__WHAT YOU SHOULD DO__
Rewrite the entries from the first line through the line that contains "- precision-chart-y-tick-label: 0.2: [115, 635, 143, 657]", changing "bboxes" to "bounding boxes" and keeping everything else the same.

__Element location data__
---
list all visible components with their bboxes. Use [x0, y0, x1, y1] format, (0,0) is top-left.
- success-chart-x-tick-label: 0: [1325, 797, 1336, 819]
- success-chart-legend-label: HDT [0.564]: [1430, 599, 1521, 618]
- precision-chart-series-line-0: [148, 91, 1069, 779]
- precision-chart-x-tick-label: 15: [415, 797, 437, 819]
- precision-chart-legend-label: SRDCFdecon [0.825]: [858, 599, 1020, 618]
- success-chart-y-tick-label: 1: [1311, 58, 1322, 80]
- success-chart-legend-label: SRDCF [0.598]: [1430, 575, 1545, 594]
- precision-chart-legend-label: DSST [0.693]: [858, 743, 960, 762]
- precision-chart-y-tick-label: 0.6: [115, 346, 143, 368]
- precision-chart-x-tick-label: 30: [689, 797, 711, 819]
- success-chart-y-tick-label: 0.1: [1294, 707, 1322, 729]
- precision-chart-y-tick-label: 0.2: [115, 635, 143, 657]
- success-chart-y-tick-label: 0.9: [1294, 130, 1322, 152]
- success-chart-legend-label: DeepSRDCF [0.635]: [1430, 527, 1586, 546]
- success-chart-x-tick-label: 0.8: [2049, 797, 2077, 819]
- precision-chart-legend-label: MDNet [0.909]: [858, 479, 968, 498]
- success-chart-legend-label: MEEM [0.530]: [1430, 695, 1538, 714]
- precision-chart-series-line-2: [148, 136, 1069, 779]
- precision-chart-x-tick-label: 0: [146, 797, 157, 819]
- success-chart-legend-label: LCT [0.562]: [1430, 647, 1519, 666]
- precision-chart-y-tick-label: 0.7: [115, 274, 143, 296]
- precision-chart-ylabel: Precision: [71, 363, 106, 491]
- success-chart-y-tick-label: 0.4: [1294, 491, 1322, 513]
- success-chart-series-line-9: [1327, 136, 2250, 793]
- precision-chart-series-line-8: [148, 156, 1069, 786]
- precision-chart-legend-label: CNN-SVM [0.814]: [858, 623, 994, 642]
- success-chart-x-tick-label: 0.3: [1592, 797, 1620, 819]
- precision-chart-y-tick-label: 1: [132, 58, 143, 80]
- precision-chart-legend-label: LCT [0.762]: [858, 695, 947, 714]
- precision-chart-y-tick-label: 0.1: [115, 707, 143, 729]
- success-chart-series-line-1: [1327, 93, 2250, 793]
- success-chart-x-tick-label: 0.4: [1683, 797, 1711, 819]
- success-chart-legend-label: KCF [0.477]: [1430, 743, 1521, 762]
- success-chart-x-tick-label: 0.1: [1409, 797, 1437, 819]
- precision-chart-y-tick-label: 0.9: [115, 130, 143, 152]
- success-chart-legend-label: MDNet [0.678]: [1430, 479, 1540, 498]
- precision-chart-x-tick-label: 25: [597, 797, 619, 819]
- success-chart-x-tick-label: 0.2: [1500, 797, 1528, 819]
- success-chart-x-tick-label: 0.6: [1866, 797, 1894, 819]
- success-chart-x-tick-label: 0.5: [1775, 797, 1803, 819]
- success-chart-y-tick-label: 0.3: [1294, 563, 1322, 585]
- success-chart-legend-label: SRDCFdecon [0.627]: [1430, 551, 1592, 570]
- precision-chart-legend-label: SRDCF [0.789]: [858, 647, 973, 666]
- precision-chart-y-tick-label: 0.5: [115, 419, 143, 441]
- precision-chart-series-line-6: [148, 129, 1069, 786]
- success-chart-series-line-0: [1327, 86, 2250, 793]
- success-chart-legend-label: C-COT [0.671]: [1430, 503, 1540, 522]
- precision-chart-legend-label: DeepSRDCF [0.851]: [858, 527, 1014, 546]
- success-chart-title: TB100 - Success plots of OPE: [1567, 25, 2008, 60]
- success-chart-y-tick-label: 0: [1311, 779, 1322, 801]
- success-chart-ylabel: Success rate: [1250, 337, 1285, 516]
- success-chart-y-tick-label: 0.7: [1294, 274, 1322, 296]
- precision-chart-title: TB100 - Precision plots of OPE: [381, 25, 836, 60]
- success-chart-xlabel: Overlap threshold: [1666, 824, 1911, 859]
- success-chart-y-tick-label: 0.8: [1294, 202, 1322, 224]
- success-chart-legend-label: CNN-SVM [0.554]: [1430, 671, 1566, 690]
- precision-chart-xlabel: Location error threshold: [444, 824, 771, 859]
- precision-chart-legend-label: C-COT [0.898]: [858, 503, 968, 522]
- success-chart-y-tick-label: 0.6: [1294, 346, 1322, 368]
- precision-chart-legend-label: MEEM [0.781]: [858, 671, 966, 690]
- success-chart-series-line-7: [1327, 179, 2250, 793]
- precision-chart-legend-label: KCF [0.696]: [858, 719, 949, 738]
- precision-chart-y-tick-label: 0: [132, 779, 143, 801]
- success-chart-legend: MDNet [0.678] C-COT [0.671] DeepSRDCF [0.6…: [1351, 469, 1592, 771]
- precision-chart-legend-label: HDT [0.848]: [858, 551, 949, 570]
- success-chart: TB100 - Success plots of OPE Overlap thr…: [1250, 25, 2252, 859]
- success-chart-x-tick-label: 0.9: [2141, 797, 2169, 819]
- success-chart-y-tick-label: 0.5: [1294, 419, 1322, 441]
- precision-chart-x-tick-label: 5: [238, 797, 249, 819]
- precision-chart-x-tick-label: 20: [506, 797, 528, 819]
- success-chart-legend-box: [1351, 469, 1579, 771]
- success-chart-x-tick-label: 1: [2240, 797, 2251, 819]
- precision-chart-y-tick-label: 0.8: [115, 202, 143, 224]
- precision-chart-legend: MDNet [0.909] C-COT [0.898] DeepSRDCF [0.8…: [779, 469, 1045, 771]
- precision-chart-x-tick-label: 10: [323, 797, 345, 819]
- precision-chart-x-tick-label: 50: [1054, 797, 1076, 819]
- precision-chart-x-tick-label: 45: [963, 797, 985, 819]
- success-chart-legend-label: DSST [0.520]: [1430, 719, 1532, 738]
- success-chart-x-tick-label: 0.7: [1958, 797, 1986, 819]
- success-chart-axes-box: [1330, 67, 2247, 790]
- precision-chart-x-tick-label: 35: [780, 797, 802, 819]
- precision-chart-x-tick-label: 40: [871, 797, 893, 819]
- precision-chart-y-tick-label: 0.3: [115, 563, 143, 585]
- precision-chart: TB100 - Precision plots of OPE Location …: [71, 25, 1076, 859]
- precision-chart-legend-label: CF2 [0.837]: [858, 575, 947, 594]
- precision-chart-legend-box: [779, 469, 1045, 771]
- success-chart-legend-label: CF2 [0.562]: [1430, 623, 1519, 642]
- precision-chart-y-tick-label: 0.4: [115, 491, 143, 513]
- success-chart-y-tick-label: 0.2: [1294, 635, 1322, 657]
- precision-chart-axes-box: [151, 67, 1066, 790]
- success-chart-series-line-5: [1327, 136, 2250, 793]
---
__FINISHED EXERCISE__
list all visible components with their bounding boxes. Use [x0, y0, x1, y1] format, (0,0) is top-left.
- success-chart-x-tick-label: 0: [1325, 797, 1336, 819]
- success-chart-legend-label: HDT [0.564]: [1430, 599, 1521, 618]
- precision-chart-series-line-0: [148, 91, 1069, 779]
- precision-chart-x-tick-label: 15: [415, 797, 437, 819]
- precision-chart-legend-label: SRDCFdecon [0.825]: [858, 599, 1020, 618]
- success-chart-y-tick-label: 1: [1311, 58, 1322, 80]
- success-chart-legend-label: SRDCF [0.598]: [1430, 575, 1545, 594]
- precision-chart-legend-label: DSST [0.693]: [858, 743, 960, 762]
- precision-chart-y-tick-label: 0.6: [115, 346, 143, 368]
- precision-chart-x-tick-label: 30: [689, 797, 711, 819]
- success-chart-y-tick-label: 0.1: [1294, 707, 1322, 729]
- precision-chart-y-tick-label: 0.2: [115, 635, 143, 657]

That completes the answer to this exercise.